- [Supplied data]
########################################

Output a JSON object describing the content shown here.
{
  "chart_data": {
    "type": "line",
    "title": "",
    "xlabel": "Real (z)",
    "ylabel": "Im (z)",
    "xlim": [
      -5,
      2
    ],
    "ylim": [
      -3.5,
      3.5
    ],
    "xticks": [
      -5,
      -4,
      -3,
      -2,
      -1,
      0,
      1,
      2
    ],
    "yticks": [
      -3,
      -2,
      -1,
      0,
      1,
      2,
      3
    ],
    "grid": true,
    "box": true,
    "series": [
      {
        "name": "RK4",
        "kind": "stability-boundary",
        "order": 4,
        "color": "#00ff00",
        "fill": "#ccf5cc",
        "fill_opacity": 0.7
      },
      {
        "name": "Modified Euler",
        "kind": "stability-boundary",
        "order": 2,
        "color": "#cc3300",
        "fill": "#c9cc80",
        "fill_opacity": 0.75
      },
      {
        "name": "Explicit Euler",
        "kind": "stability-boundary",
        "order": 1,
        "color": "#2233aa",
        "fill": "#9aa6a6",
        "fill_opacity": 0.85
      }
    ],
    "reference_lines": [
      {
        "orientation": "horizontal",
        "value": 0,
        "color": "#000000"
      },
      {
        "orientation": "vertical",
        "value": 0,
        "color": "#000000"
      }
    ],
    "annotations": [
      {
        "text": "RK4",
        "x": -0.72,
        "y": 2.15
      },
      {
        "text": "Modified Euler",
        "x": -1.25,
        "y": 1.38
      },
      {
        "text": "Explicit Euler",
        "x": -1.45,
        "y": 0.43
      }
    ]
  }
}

########################################

- [Task goal] Make an exact copy of the data above.

- [Written solution]
Output a JSON object describing the content shown here.
{
  "chart_data": {
    "type": "line",
    "title": "",
    "xlabel": "Real (z)",
    "ylabel": "Im (z)",
    "xlim": [
      -5,
      2
    ],
    "ylim": [
      -3.5,
      3.5
    ],
    "xticks": [
      -5,
      -4,
      -3,
      -2,
      -1,
      0,
      1,
      2
    ],
    "yticks": [
      -3,
      -2,
      -1,
      0,
      1,
      2,
      3
    ],
    "grid": true,
    "box": true,
    "series": [
      {
        "name": "RK4",
        "kind": "stability-boundary",
        "order": 4,
        "color": "#00ff00",
        "fill": "#ccf5cc",
        "fill_opacity": 0.7
      },
      {
        "name": "Modified Euler",
        "kind": "stability-boundary",
        "order": 2,
        "color": "#cc3300",
        "fill": "#c9cc80",
        "fill_opacity": 0.75
      },
      {
        "name": "Explicit Euler",
        "kind": "stability-boundary",
        "order": 1,
        "color": "#2233aa",
        "fill": "#9aa6a6",
        "fill_opacity": 0.85
      }
    ],
    "reference_lines": [
      {
        "orientation": "horizontal",
        "value": 0,
        "color": "#000000"
      },
      {
        "orientation": "vertical",
        "value": 0,
        "color": "#000000"
      }
    ],
    "annotations": [
      {
        "text": "RK4",
        "x": -0.72,
        "y": 2.15
      },
      {
        "text": "Modified Euler",
        "x": -1.25,
        "y": 1.38
      },
      {
        "text": "Explicit Euler",
        "x": -1.45,
        "y": 0.43
      }
    ]
  }
}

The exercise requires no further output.